- [RECORDS SHOWN]:
++++

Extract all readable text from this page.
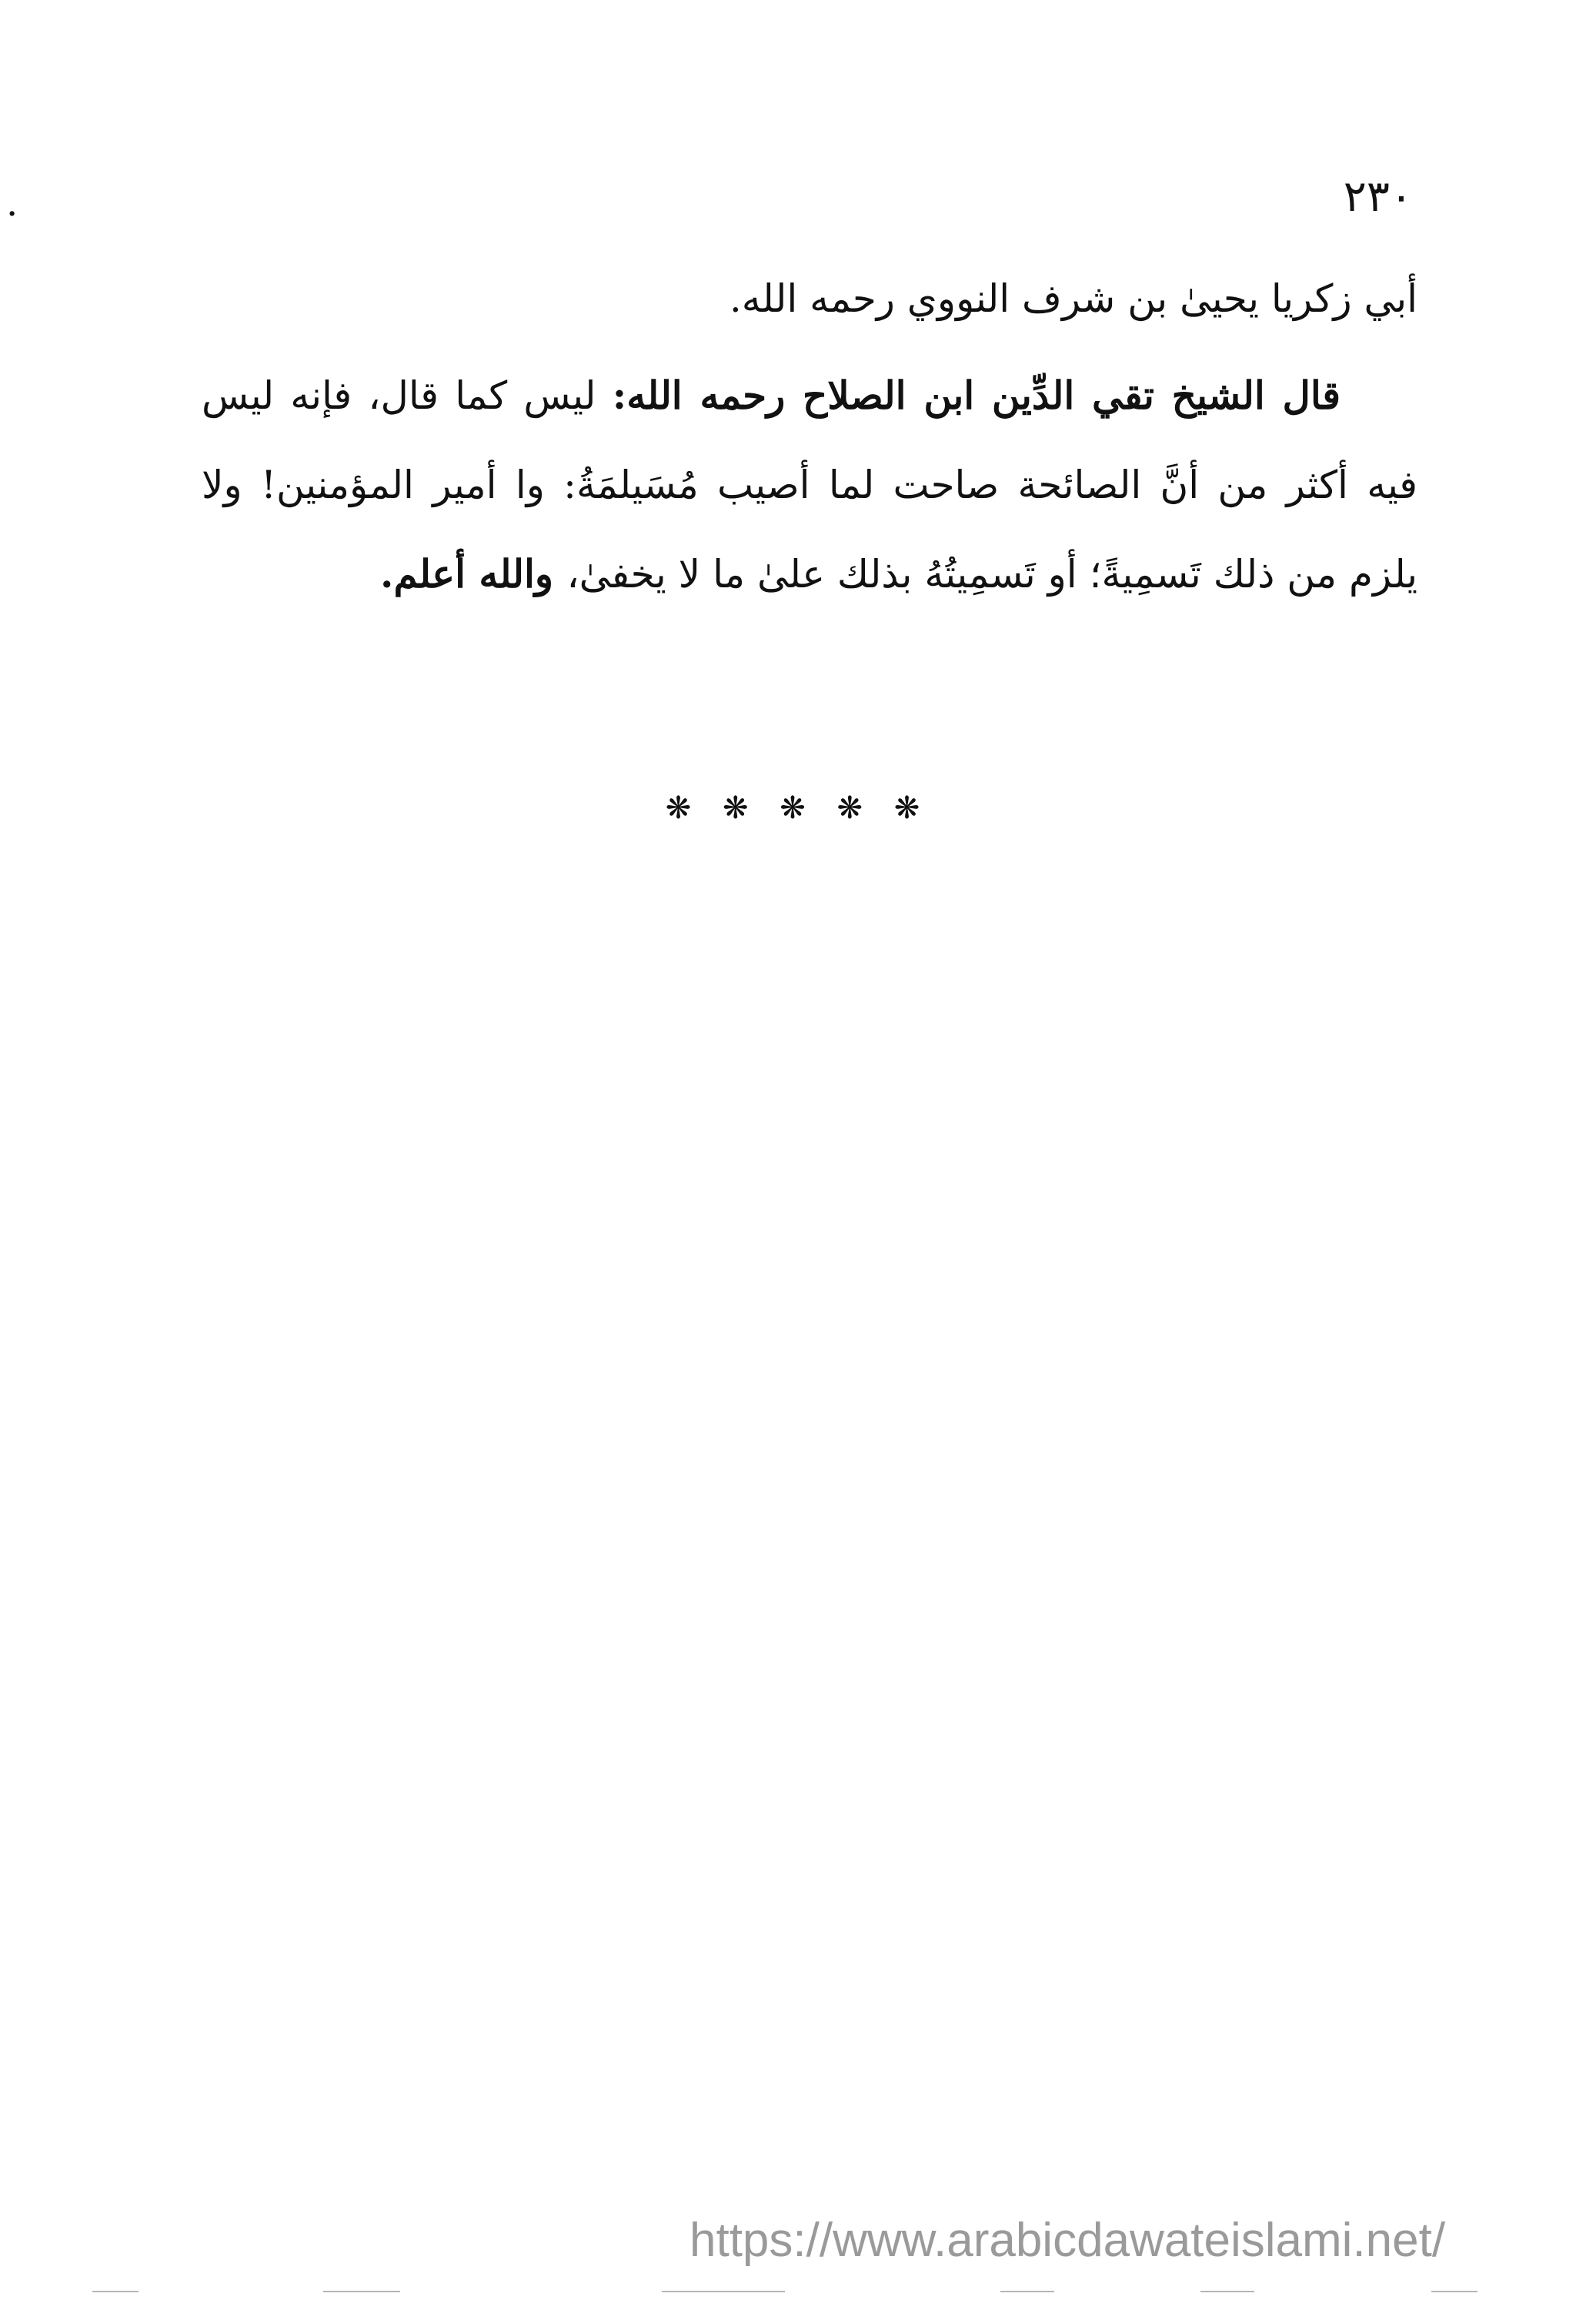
٢٣٠
.

أبي زكريا يحيىٰ بن شرف النووي رحمه الله.

قال الشيخ تقي الدِّين ابن الصلاح رحمه الله: ليس كما قال، فإنه ليس فيه أكثر من أنَّ الصائحة صاحت لما أصيب مُسَيلمَةُ: وا أمير المؤمنين! ولا يلزم من ذلك تَسمِيةً؛ أو تَسمِيتُهُ بذلك علىٰ ما لا يخفىٰ، والله أعلم.

❋ ❋ ❋ ❋ ❋
https://www.arabicdawateislami.net/
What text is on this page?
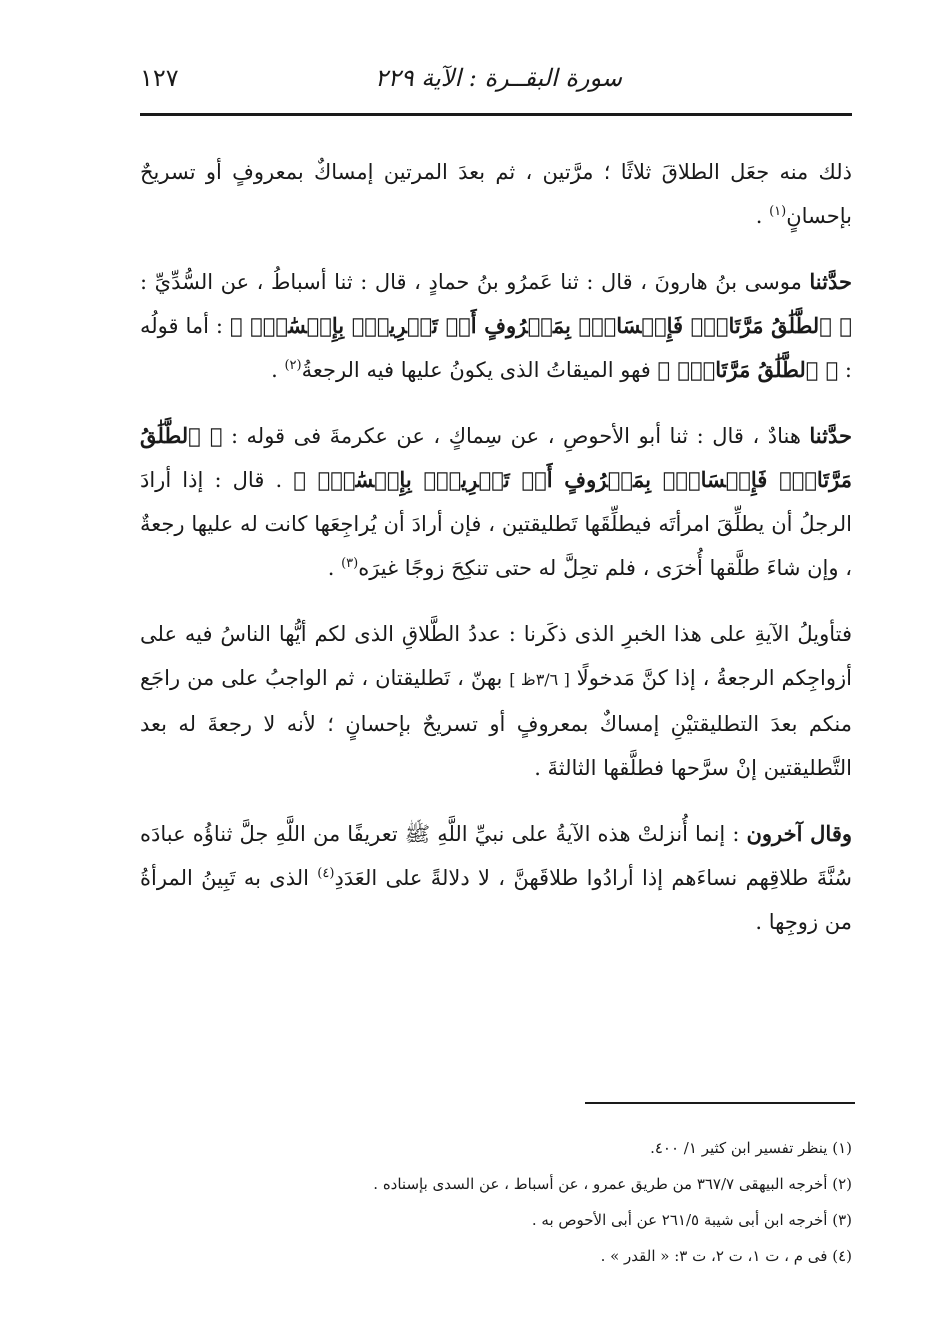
سورة البقــرة : الآية ٢٢٩
١٢٧

ذلك منه جعَل الطلاقَ ثلاثًا ؛ مرَّتين ، ثم بعدَ المرتين إمساكٌ بمعروفٍ أو تسريحٌ بإحسانٍ$^{(١)}$ .

حدَّثنا موسى بنُ هارونَ ، قال : ثنا عَمرُو بنُ حمادٍ ، قال : ثنا أسباطُ ، عن السُّدِّيِّ : ﴿ ٱلطَّلَٰقُ مَرَّتَانِۖ فَإِمۡسَاكُۢ بِمَعۡرُوفٍ أَوۡ تَسۡرِيحُۢ بِإِحۡسَٰنٖۗ ﴾ : أما قولُه : ﴿ ٱلطَّلَٰقُ مَرَّتَانِۖ ﴾ فهو الميقاتُ الذى يكونُ عليها فيه الرجعةُ$^{(٢)}$ .

حدَّثنا هنادٌ ، قال : ثنا أبو الأحوصِ ، عن سِماكٍ ، عن عكرمةَ فى قوله : ﴿ ٱلطَّلَٰقُ مَرَّتَانِۖ فَإِمۡسَاكُۢ بِمَعۡرُوفٍ أَوۡ تَسۡرِيحُۢ بِإِحۡسَٰنٖۗ ﴾ . قال : إذا أرادَ الرجلُ أن يطلِّقَ امرأتَه فيطلِّقَها تَطليقتين ، فإن أرادَ أن يُراجِعَها كانت له عليها رجعةٌ ، وإن شاءَ طلَّقها أُخرَى ، فلم تحِلَّ له حتى تنكِحَ زوجًا غيرَه$^{(٣)}$ .

فتأويلُ الآيةِ على هذا الخبرِ الذى ذكَرنا : عددُ الطَّلاقِ الذى لكم أيُّها الناسُ فيه على أزواجِكم الرجعةُ ، إذا كنَّ مَدخولًا [ ٣/٦ظ ] بهنّ ، تَطليقتان ، ثم الواجبُ على من راجَع منكم بعدَ التطليقتيْنِ إمساكٌ بمعروفٍ أو تسريحٌ بإحسانٍ ؛ لأنه لا رجعةَ له بعد التَّطليقتين إنْ سرَّحها فطلَّقها الثالثةَ .

وقال آخرون : إنما أُنزلتْ هذه الآيةُ على نبيِّ اللَّهِ ﷺ تعريفًا من اللَّهِ جلَّ ثناؤُه عبادَه سُنَّةَ طلاقِهم نساءَهم إذا أرادُوا طلاقَهنَّ ، لا دلالةً على العَدَدِ$^{(٤)}$ الذى به تَبِينُ المرأةُ من زوجِها .

(١) ينظر تفسير ابن كثير ١/ ٤٠٠.

(٢) أخرجه البيهقى ٣٦٧/٧ من طريق عمرو ، عن أسباط ، عن السدى بإسناده .

(٣) أخرجه ابن أبى شيبة ٢٦١/٥ عن أبى الأحوص به .

(٤) فى م ، ت ١، ت ٢، ت ٣: « القدر » .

++++

- [WHAT TO PRODUCE]: Give back only a number, the number of lines where the string "أراد" occurs.

- [EXERCISE OUTPUT]: 2